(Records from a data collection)

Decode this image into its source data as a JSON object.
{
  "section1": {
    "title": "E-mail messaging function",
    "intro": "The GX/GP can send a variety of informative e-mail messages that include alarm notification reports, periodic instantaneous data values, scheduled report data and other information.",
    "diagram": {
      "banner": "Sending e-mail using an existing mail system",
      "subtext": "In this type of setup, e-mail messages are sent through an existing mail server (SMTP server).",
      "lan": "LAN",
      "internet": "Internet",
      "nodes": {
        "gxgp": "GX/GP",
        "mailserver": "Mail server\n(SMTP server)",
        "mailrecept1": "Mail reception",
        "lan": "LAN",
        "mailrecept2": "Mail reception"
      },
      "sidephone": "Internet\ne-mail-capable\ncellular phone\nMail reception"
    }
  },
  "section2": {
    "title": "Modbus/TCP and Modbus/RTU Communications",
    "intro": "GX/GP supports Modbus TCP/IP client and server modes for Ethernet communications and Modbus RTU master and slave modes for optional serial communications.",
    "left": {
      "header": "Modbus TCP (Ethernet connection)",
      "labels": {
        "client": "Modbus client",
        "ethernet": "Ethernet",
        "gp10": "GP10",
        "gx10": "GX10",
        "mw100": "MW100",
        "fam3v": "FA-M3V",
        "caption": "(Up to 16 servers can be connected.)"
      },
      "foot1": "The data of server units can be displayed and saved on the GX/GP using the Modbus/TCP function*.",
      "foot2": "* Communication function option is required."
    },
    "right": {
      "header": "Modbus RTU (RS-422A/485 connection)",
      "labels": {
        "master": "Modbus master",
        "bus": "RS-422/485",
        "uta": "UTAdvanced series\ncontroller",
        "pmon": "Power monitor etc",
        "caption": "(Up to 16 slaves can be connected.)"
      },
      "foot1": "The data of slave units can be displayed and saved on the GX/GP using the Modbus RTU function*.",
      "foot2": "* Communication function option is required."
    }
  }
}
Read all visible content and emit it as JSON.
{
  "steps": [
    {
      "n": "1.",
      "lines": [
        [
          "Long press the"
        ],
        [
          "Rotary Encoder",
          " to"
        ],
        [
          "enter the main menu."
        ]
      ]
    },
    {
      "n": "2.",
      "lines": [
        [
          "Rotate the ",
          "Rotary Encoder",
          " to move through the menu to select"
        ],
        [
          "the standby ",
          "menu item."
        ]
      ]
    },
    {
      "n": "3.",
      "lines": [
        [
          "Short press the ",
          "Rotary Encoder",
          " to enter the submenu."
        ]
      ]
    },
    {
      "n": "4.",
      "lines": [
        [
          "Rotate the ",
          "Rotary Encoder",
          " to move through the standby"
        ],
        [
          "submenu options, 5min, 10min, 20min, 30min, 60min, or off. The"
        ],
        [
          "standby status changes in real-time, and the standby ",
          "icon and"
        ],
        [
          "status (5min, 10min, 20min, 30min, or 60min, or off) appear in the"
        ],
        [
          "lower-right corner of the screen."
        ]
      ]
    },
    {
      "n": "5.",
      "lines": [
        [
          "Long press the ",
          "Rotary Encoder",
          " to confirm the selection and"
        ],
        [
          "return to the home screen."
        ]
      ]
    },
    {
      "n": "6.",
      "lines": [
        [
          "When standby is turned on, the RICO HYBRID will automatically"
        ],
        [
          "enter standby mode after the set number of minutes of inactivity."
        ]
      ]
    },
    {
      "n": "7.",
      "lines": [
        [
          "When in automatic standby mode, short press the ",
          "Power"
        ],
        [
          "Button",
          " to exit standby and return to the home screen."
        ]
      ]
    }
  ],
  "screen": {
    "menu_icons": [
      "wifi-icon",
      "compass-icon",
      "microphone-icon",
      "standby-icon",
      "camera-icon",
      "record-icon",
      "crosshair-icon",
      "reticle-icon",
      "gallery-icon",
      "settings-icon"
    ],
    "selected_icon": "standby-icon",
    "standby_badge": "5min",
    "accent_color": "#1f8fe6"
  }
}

Exercise
Using the records above, copy each line that contains "through".

Result of the task
      "subtext": "In this type of setup, e-mail messages are sent through an existing mail server (SMTP server).",
          " to move through the menu to select"
          " to move through the standby"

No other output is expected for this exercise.